Exercise goal: Identify each line containing the word "nIntermedio" and copy it.

[Entries from a dataset]
________________________

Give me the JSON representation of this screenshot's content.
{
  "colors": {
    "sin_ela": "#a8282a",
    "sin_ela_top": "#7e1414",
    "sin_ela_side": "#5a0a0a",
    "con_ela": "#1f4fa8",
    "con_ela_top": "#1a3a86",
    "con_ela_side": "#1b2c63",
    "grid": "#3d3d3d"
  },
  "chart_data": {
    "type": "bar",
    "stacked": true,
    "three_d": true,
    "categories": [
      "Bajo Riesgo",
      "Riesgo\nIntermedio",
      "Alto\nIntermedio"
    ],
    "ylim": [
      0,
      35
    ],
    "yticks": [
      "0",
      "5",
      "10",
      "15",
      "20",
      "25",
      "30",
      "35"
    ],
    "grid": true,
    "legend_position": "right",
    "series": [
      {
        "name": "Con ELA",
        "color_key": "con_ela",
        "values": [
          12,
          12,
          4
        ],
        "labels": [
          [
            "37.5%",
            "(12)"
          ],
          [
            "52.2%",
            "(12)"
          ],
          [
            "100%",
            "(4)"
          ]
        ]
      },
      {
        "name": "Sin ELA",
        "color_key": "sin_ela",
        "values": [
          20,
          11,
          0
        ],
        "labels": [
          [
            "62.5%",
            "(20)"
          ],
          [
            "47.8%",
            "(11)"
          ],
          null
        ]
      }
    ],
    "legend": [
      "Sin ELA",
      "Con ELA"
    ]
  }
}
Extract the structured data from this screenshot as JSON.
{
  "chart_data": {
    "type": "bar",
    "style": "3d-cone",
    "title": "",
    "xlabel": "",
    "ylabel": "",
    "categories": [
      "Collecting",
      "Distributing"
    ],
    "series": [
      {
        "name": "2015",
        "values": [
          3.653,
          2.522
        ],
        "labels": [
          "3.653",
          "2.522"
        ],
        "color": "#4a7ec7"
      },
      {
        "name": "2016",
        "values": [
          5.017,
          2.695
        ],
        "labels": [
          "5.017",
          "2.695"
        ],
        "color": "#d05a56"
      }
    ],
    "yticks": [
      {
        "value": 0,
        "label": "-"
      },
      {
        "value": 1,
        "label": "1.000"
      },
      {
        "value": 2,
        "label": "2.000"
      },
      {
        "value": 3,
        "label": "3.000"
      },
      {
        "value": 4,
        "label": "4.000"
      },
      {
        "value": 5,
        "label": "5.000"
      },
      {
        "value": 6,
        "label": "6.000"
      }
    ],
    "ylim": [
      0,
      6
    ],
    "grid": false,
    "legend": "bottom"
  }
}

________________________

Right answer:
      "Riesgo\nIntermedio",
      "Alto\nIntermedio"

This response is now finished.